-------- SUPPLIED MATERIAL --------
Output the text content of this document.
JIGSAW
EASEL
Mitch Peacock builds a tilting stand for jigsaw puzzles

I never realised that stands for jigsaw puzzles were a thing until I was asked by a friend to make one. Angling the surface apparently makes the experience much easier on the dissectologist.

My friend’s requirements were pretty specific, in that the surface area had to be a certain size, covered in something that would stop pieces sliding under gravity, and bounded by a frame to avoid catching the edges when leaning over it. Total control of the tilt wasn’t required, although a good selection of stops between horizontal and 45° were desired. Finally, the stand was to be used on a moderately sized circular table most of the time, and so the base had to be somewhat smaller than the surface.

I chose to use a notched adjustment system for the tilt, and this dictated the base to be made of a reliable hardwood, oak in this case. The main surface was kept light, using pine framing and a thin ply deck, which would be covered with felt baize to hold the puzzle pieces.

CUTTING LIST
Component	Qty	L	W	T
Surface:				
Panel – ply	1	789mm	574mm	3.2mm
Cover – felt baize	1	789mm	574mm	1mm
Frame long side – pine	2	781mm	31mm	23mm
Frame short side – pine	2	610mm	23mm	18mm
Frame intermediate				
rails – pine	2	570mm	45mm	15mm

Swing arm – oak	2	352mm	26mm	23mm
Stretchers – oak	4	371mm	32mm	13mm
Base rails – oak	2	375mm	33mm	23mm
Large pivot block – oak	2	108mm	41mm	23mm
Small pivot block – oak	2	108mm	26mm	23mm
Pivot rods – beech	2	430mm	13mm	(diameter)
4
--------
-------- SUPPLIED MATERIAL --------
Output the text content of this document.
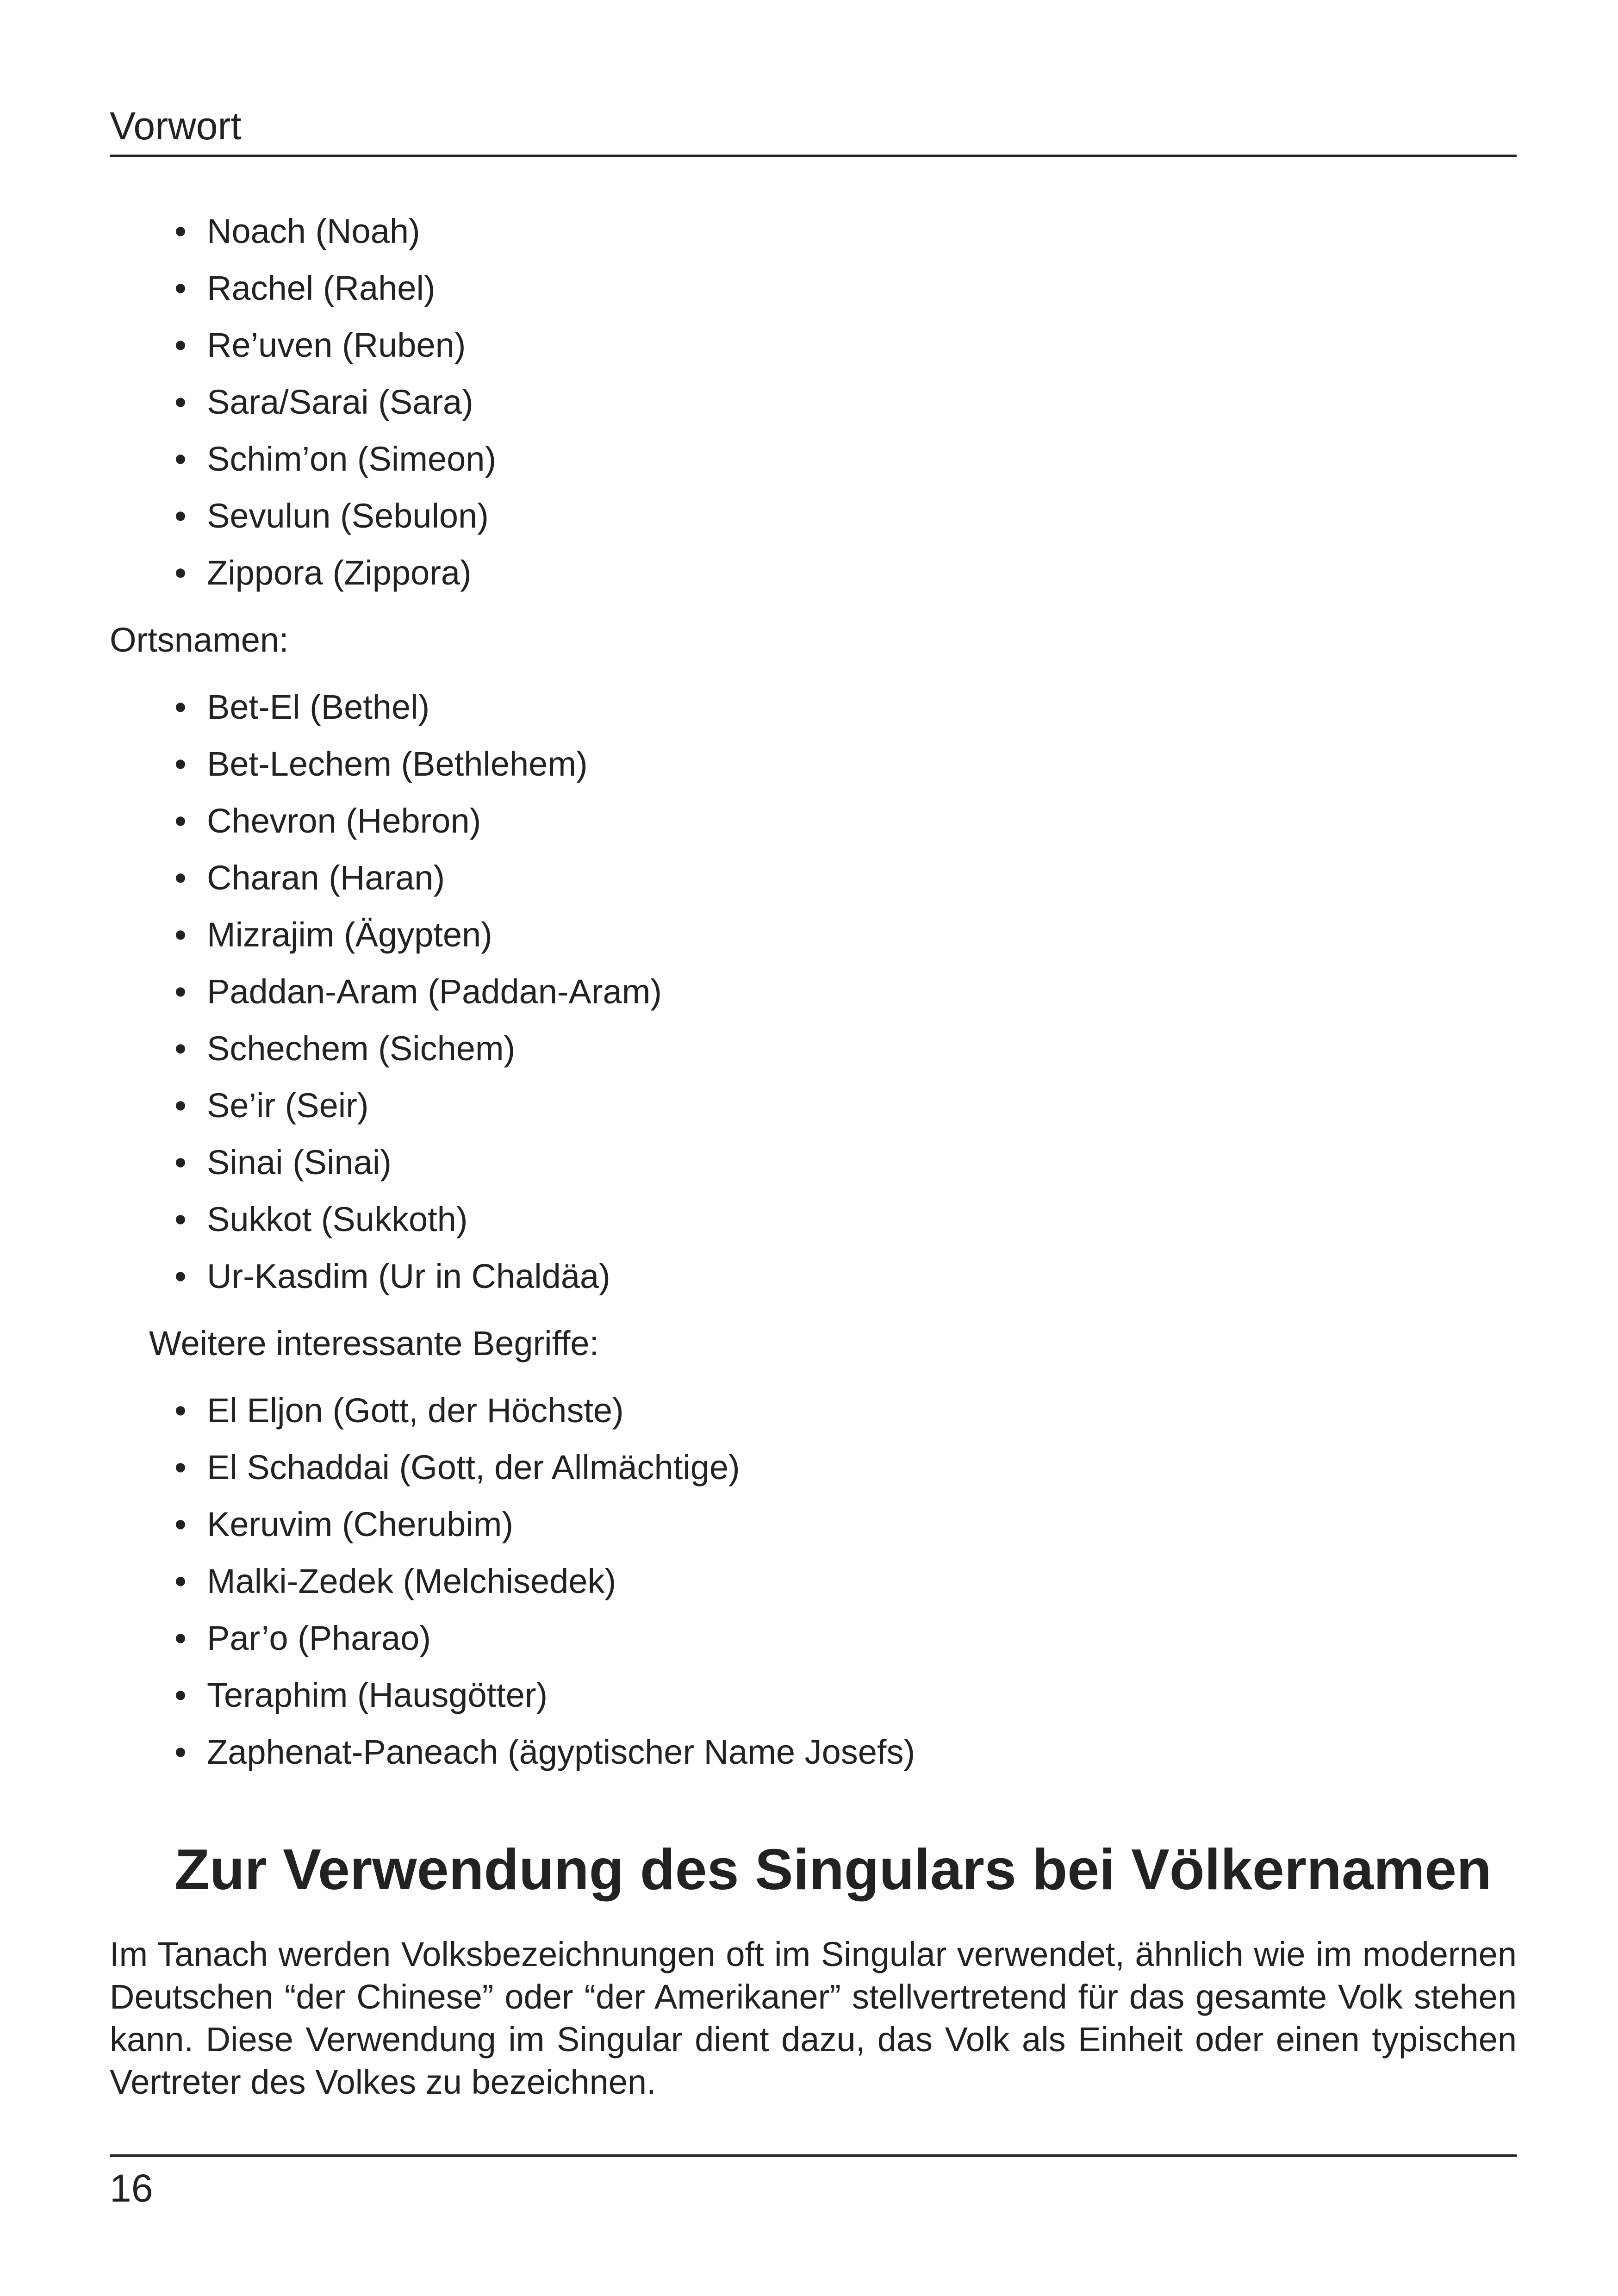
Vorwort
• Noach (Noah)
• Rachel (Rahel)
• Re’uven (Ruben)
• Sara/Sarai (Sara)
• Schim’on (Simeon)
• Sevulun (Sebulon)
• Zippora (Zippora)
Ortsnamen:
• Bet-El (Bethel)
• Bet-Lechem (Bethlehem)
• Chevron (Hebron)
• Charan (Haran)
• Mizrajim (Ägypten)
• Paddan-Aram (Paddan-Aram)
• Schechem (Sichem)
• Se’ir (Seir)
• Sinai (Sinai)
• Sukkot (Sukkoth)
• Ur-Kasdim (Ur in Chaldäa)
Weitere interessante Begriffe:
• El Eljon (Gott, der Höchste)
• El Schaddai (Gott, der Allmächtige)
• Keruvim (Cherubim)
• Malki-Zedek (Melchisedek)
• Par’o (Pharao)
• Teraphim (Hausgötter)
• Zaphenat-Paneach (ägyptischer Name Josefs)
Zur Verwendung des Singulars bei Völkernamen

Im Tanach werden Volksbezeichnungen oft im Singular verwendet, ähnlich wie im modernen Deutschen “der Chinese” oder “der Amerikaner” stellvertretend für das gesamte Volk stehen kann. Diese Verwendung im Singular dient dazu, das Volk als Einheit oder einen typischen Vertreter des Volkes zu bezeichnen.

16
--------
-------- SUPPLIED MATERIAL --------
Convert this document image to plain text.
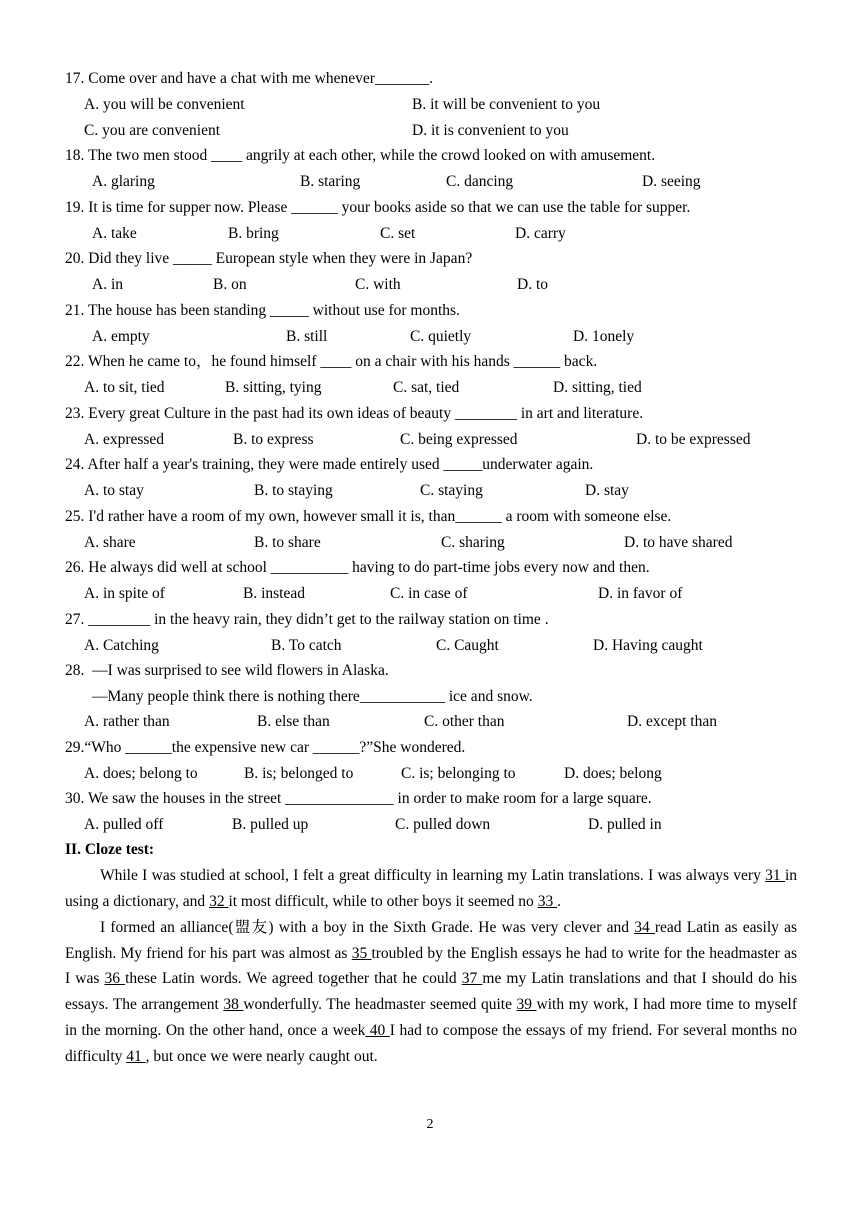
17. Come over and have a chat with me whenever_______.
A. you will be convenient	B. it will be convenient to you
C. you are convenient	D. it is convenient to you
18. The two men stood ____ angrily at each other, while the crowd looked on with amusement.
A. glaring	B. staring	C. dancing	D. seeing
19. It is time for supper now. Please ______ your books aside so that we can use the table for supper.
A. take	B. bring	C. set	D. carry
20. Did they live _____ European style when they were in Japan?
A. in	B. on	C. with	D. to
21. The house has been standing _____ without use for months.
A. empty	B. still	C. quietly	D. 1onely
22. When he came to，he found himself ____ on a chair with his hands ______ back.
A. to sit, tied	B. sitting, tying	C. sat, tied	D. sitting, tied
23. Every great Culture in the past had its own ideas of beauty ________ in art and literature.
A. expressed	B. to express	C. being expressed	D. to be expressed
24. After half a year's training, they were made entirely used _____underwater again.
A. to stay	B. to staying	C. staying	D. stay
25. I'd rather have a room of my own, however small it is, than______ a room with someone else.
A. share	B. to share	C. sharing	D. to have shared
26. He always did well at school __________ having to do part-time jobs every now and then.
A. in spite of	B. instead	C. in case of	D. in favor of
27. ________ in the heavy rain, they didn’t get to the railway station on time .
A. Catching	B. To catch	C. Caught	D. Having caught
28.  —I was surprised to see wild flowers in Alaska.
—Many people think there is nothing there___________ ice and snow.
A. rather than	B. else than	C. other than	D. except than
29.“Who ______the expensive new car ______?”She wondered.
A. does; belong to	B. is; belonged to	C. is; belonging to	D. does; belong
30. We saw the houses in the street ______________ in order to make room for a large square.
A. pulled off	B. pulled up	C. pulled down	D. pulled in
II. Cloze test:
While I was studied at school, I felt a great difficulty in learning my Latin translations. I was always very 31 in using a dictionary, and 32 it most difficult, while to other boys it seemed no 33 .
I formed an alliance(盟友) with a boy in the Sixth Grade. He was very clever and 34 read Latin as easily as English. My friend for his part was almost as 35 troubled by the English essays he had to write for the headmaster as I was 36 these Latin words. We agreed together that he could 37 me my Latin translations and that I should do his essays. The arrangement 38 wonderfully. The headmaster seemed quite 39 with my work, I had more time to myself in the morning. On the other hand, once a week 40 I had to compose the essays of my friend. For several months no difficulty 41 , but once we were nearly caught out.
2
--------
> PROBLEM:
Go through the material and copy out every line with "would" in it.

> THE COMPLETED TASK:
My friend’s requirements were pretty specific, in that the surface area had to be a certain size, covered in something that would stop pieces sliding under gravity, and bounded by a frame to avoid catching the edges when leaning over it. Total control of the tilt wasn’t required, although a good selection of stops between horizontal and 45° were desired. Finally, the stand was to be used on a moderately sized circular table most of the time, and so the base had to be somewhat smaller than the surface.
I chose to use a notched adjustment system for the tilt, and this dictated the base to be made of a reliable hardwood, oak in this case. The main surface was kept light, using pine framing and a thin ply deck, which would be covered with felt baize to hold the puzzle pieces.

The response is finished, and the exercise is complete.